** BEGIN Input rows **

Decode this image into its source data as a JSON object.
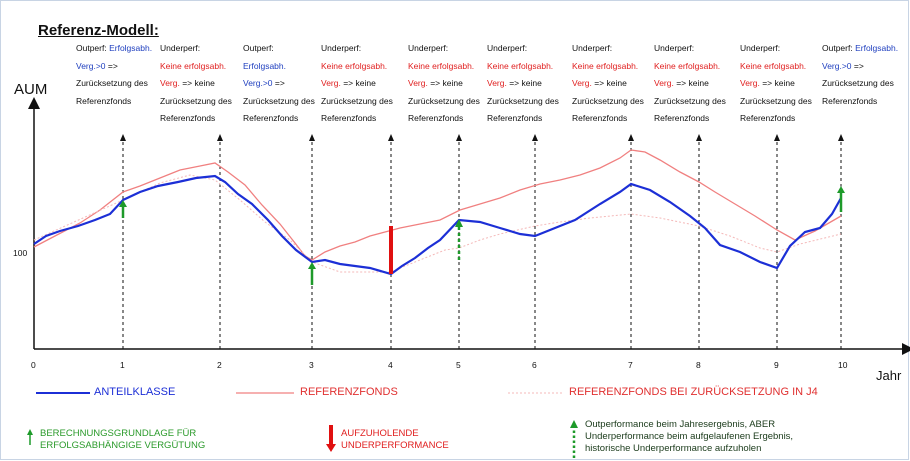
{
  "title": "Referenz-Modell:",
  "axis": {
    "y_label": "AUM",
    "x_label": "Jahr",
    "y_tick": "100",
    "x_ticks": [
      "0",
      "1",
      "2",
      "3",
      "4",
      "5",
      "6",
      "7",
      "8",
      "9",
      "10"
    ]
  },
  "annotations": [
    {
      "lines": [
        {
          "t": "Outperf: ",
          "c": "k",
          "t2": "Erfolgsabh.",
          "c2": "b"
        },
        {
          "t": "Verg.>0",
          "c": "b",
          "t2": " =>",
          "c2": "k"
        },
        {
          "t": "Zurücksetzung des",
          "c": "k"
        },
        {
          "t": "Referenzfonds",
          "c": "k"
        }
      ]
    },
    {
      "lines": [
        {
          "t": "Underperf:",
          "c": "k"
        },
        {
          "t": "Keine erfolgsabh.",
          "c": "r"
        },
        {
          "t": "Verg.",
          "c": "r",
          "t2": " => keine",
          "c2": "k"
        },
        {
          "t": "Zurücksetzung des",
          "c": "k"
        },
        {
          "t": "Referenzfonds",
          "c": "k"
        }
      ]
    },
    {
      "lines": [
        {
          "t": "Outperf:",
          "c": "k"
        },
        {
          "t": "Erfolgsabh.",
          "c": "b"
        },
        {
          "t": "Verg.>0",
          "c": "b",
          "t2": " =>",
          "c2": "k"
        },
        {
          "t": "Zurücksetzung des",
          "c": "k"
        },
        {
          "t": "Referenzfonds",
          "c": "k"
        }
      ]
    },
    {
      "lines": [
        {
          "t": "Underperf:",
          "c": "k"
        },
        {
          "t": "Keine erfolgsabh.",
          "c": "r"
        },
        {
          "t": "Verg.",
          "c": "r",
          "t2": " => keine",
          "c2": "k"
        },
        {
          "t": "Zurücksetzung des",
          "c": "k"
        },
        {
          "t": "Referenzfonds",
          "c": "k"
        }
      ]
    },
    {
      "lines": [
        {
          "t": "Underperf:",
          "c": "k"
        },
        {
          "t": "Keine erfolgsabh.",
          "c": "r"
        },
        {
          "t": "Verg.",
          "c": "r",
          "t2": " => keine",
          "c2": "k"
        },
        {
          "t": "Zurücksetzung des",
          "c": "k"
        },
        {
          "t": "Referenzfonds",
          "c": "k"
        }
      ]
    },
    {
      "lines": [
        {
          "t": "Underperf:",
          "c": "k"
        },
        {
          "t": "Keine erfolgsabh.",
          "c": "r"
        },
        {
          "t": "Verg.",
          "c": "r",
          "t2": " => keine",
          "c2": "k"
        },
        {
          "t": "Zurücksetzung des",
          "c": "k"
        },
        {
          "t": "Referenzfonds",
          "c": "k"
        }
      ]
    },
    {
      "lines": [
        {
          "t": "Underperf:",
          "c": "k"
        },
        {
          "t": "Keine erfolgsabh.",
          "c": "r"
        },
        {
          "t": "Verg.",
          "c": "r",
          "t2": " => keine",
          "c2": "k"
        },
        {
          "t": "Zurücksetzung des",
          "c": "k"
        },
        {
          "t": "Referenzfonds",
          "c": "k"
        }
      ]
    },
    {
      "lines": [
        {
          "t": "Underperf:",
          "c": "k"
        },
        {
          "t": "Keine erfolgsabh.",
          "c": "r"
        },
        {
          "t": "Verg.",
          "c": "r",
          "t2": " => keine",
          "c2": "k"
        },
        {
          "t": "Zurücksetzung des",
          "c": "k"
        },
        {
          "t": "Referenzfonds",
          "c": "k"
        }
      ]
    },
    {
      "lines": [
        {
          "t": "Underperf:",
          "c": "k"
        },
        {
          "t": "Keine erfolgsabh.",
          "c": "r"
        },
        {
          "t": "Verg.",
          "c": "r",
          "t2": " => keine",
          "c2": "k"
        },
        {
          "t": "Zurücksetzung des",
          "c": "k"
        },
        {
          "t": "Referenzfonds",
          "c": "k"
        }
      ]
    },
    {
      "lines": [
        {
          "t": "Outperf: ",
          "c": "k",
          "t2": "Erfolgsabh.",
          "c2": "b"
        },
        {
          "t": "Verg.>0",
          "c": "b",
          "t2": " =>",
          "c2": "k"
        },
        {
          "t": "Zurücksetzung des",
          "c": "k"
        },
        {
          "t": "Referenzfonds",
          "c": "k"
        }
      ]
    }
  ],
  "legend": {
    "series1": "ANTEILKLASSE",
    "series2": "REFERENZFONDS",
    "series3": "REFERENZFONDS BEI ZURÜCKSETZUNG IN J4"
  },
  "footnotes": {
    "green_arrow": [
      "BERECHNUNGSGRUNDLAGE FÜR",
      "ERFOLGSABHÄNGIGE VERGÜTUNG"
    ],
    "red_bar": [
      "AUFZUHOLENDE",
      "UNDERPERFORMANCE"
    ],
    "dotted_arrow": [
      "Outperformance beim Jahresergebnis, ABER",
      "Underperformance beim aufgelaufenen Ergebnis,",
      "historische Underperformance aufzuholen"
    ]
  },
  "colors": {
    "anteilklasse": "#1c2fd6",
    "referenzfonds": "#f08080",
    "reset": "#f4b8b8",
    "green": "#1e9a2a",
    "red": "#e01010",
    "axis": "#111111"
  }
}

** END Input rows **

Goal: Every line of the data should be copied as it stands, without the images.

Problem solution:
Decode this image into its source data as a JSON object.
{
  "title": "Referenz-Modell:",
  "axis": {
    "y_label": "AUM",
    "x_label": "Jahr",
    "y_tick": "100",
    "x_ticks": [
      "0",
      "1",
      "2",
      "3",
      "4",
      "5",
      "6",
      "7",
      "8",
      "9",
      "10"
    ]
  },
  "annotations": [
    {
      "lines": [
        {
          "t": "Outperf: ",
          "c": "k",
          "t2": "Erfolgsabh.",
          "c2": "b"
        },
        {
          "t": "Verg.>0",
          "c": "b",
          "t2": " =>",
          "c2": "k"
        },
        {
          "t": "Zurücksetzung des",
          "c": "k"
        },
        {
          "t": "Referenzfonds",
          "c": "k"
        }
      ]
    },
    {
      "lines": [
        {
          "t": "Underperf:",
          "c": "k"
        },
        {
          "t": "Keine erfolgsabh.",
          "c": "r"
        },
        {
          "t": "Verg.",
          "c": "r",
          "t2": " => keine",
          "c2": "k"
        },
        {
          "t": "Zurücksetzung des",
          "c": "k"
        },
        {
          "t": "Referenzfonds",
          "c": "k"
        }
      ]
    },
    {
      "lines": [
        {
          "t": "Outperf:",
          "c": "k"
        },
        {
          "t": "Erfolgsabh.",
          "c": "b"
        },
        {
          "t": "Verg.>0",
          "c": "b",
          "t2": " =>",
          "c2": "k"
        },
        {
          "t": "Zurücksetzung des",
          "c": "k"
        },
        {
          "t": "Referenzfonds",
          "c": "k"
        }
      ]
    },
    {
      "lines": [
        {
          "t": "Underperf:",
          "c": "k"
        },
        {
          "t": "Keine erfolgsabh.",
          "c": "r"
        },
        {
          "t": "Verg.",
          "c": "r",
          "t2": " => keine",
          "c2": "k"
        },
        {
          "t": "Zurücksetzung des",
          "c": "k"
        },
        {
          "t": "Referenzfonds",
          "c": "k"
        }
      ]
    },
    {
      "lines": [
        {
          "t": "Underperf:",
          "c": "k"
        },
        {
          "t": "Keine erfolgsabh.",
          "c": "r"
        },
        {
          "t": "Verg.",
          "c": "r",
          "t2": " => keine",
          "c2": "k"
        },
        {
          "t": "Zurücksetzung des",
          "c": "k"
        },
        {
          "t": "Referenzfonds",
          "c": "k"
        }
      ]
    },
    {
      "lines": [
        {
          "t": "Underperf:",
          "c": "k"
        },
        {
          "t": "Keine erfolgsabh.",
          "c": "r"
        },
        {
          "t": "Verg.",
          "c": "r",
          "t2": " => keine",
          "c2": "k"
        },
        {
          "t": "Zurücksetzung des",
          "c": "k"
        },
        {
          "t": "Referenzfonds",
          "c": "k"
        }
      ]
    },
    {
      "lines": [
        {
          "t": "Underperf:",
          "c": "k"
        },
        {
          "t": "Keine erfolgsabh.",
          "c": "r"
        },
        {
          "t": "Verg.",
          "c": "r",
          "t2": " => keine",
          "c2": "k"
        },
        {
          "t": "Zurücksetzung des",
          "c": "k"
        },
        {
          "t": "Referenzfonds",
          "c": "k"
        }
      ]
    },
    {
      "lines": [
        {
          "t": "Underperf:",
          "c": "k"
        },
        {
          "t": "Keine erfolgsabh.",
          "c": "r"
        },
        {
          "t": "Verg.",
          "c": "r",
          "t2": " => keine",
          "c2": "k"
        },
        {
          "t": "Zurücksetzung des",
          "c": "k"
        },
        {
          "t": "Referenzfonds",
          "c": "k"
        }
      ]
    },
    {
      "lines": [
        {
          "t": "Underperf:",
          "c": "k"
        },
        {
          "t": "Keine erfolgsabh.",
          "c": "r"
        },
        {
          "t": "Verg.",
          "c": "r",
          "t2": " => keine",
          "c2": "k"
        },
        {
          "t": "Zurücksetzung des",
          "c": "k"
        },
        {
          "t": "Referenzfonds",
          "c": "k"
        }
      ]
    },
    {
      "lines": [
        {
          "t": "Outperf: ",
          "c": "k",
          "t2": "Erfolgsabh.",
          "c2": "b"
        },
        {
          "t": "Verg.>0",
          "c": "b",
          "t2": " =>",
          "c2": "k"
        },
        {
          "t": "Zurücksetzung des",
          "c": "k"
        },
        {
          "t": "Referenzfonds",
          "c": "k"
        }
      ]
    }
  ],
  "legend": {
    "series1": "ANTEILKLASSE",
    "series2": "REFERENZFONDS",
    "series3": "REFERENZFONDS BEI ZURÜCKSETZUNG IN J4"
  },
  "footnotes": {
    "green_arrow": [
      "BERECHNUNGSGRUNDLAGE FÜR",
      "ERFOLGSABHÄNGIGE VERGÜTUNG"
    ],
    "red_bar": [
      "AUFZUHOLENDE",
      "UNDERPERFORMANCE"
    ],
    "dotted_arrow": [
      "Outperformance beim Jahresergebnis, ABER",
      "Underperformance beim aufgelaufenen Ergebnis,",
      "historische Underperformance aufzuholen"
    ]
  },
  "colors": {
    "anteilklasse": "#1c2fd6",
    "referenzfonds": "#f08080",
    "reset": "#f4b8b8",
    "green": "#1e9a2a",
    "red": "#e01010",
    "axis": "#111111"
  }
}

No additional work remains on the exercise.